— begin Records shown —
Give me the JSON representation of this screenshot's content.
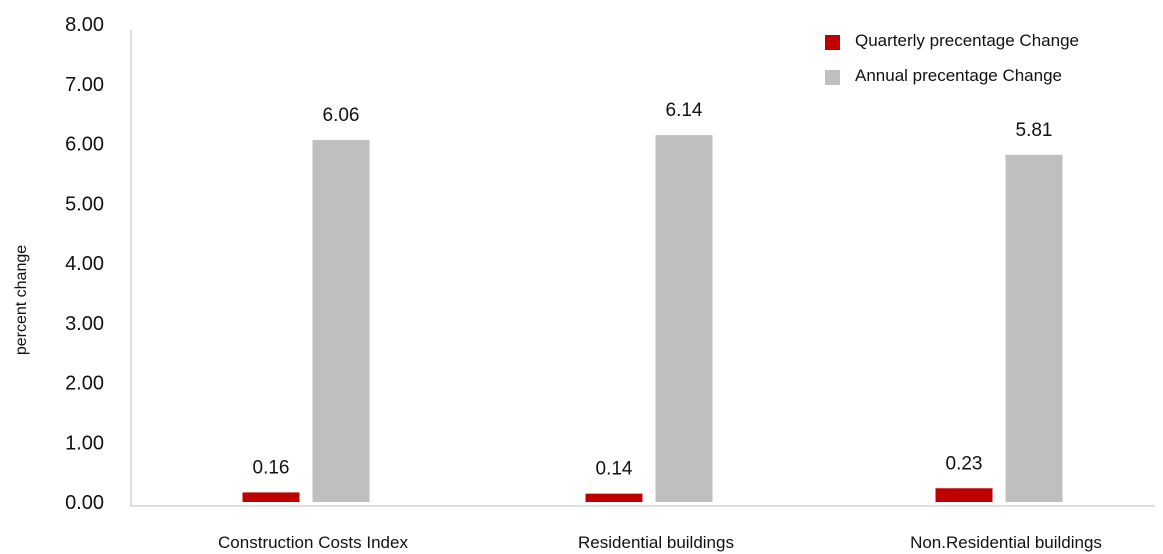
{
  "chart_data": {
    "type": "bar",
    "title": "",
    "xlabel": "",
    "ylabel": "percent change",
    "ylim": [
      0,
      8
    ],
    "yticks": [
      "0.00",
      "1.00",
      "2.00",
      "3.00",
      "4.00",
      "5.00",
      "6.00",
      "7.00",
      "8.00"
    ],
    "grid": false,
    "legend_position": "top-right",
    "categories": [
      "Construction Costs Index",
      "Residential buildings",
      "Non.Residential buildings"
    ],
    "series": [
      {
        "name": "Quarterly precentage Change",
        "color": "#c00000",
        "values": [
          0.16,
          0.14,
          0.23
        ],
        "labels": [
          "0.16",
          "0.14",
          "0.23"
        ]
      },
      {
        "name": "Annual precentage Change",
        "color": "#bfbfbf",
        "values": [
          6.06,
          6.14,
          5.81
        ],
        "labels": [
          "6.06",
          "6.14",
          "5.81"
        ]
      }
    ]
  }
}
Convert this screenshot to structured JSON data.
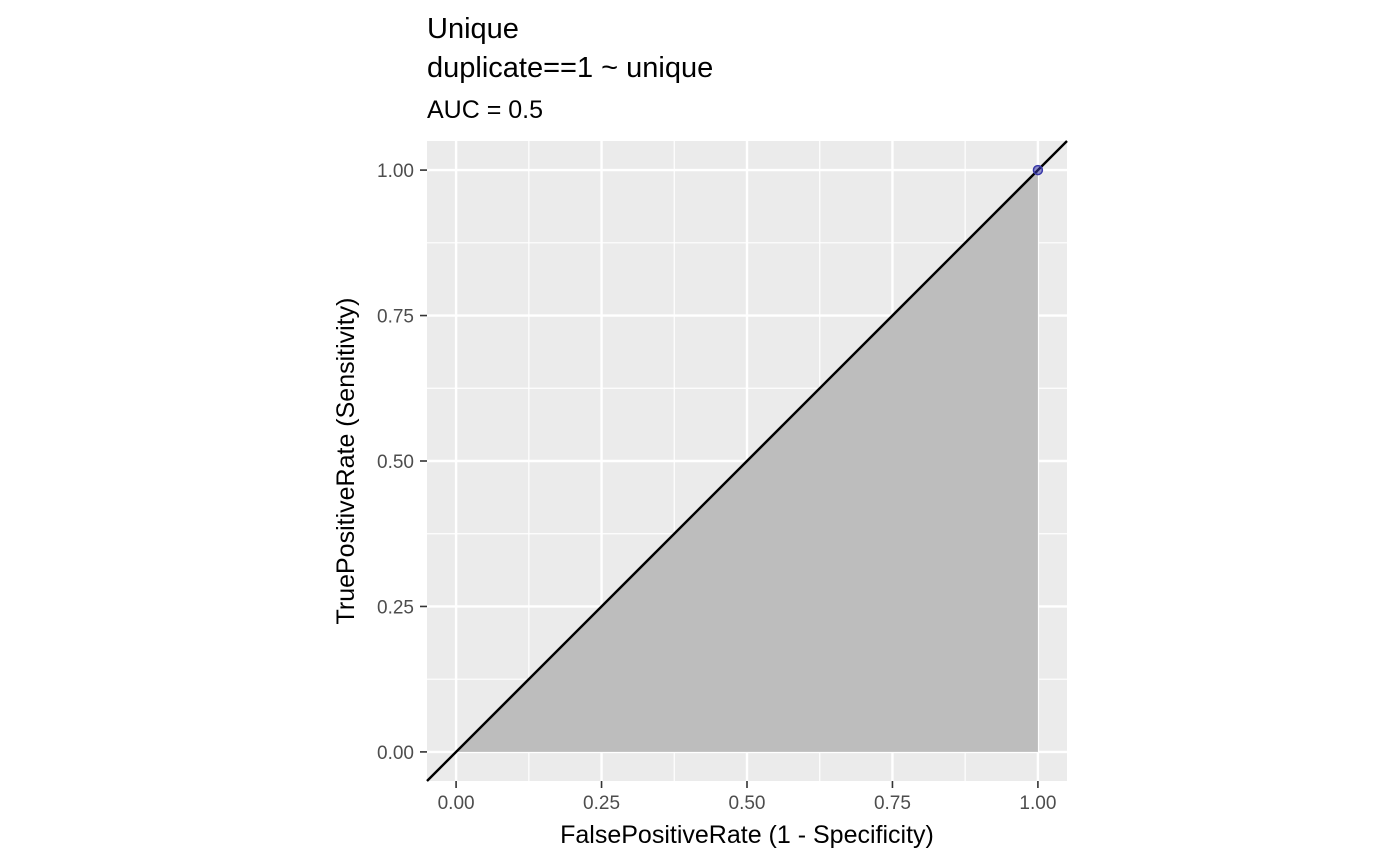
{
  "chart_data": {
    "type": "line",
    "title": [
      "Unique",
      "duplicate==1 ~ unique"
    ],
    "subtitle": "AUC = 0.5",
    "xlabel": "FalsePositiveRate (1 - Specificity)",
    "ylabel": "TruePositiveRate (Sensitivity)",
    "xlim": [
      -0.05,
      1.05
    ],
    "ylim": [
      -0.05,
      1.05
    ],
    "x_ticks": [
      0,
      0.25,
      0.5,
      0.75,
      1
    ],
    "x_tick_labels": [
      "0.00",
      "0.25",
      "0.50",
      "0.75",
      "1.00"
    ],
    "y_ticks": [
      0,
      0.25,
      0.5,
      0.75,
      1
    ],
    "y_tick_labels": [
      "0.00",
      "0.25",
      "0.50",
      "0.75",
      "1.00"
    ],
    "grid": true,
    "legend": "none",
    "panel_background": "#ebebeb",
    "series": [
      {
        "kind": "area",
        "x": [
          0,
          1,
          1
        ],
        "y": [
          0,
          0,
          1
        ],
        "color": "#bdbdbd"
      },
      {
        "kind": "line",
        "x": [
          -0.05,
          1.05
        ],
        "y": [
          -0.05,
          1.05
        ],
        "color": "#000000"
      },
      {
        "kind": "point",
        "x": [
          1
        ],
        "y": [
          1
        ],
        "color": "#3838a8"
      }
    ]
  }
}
— end Records shown —
— begin Records shown —
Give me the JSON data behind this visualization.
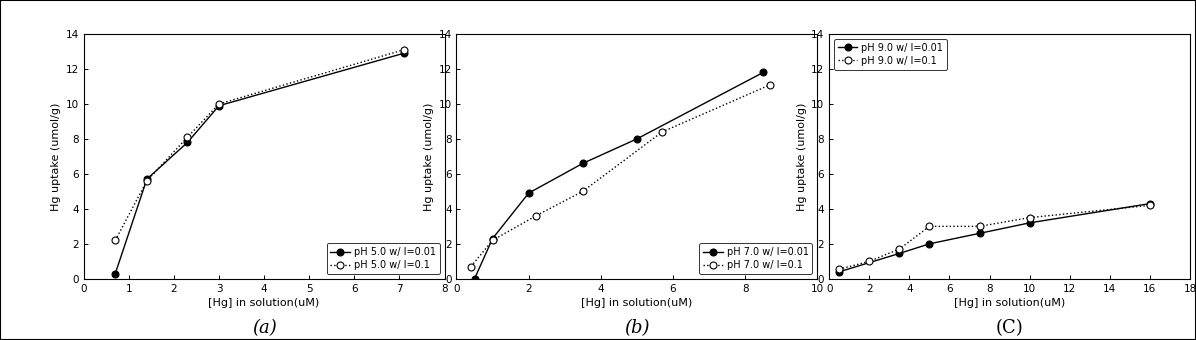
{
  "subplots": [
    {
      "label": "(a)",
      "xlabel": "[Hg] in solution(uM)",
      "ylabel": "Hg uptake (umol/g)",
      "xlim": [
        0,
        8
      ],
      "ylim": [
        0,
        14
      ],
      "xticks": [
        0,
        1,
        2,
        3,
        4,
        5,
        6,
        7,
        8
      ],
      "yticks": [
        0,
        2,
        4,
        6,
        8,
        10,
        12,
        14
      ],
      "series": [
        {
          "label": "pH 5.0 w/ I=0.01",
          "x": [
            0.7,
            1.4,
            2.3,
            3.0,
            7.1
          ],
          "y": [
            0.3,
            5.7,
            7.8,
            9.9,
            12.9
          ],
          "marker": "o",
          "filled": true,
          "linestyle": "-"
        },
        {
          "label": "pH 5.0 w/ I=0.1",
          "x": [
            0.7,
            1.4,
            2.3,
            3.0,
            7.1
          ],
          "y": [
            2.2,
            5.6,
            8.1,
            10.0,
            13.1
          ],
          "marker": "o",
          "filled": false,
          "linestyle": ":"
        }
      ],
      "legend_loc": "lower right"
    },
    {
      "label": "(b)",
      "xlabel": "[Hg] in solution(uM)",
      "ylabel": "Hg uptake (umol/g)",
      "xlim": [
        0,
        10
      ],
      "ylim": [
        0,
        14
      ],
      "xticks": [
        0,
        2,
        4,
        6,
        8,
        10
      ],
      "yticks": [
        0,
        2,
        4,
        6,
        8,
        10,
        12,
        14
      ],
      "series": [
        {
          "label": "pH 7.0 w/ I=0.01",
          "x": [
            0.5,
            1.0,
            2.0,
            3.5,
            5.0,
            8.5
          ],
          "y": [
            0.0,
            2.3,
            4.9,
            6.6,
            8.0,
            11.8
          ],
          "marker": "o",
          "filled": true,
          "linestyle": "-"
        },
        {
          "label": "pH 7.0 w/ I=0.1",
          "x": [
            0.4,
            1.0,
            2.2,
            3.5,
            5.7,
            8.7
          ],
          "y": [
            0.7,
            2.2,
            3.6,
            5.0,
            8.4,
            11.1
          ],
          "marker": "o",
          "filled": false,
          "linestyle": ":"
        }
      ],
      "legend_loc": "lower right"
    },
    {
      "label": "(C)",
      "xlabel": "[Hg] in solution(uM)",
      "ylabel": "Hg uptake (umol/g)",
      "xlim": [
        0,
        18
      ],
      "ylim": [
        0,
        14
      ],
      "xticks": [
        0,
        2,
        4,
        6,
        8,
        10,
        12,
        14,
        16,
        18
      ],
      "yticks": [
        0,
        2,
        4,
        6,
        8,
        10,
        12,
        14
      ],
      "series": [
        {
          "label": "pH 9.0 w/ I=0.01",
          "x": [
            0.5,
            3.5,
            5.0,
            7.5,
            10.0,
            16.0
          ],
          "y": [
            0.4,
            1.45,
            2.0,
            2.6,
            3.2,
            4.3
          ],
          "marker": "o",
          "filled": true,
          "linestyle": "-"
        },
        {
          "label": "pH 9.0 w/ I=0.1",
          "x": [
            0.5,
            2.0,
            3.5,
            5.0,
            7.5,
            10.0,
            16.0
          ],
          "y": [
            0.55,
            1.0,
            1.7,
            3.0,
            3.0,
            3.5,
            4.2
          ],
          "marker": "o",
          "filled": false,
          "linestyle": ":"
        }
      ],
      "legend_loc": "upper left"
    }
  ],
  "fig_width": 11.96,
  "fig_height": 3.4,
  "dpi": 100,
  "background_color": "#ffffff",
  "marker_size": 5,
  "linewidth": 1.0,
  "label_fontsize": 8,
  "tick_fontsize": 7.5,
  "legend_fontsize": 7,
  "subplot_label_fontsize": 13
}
— end Records shown —
[Short problem] Search the data for "this". Copy every matching line.

[Task result]
Give me the JSON representation of this screenshot's content.
Convert this screenshot to structured JSON data.
Give me the JSON data behind this visualization.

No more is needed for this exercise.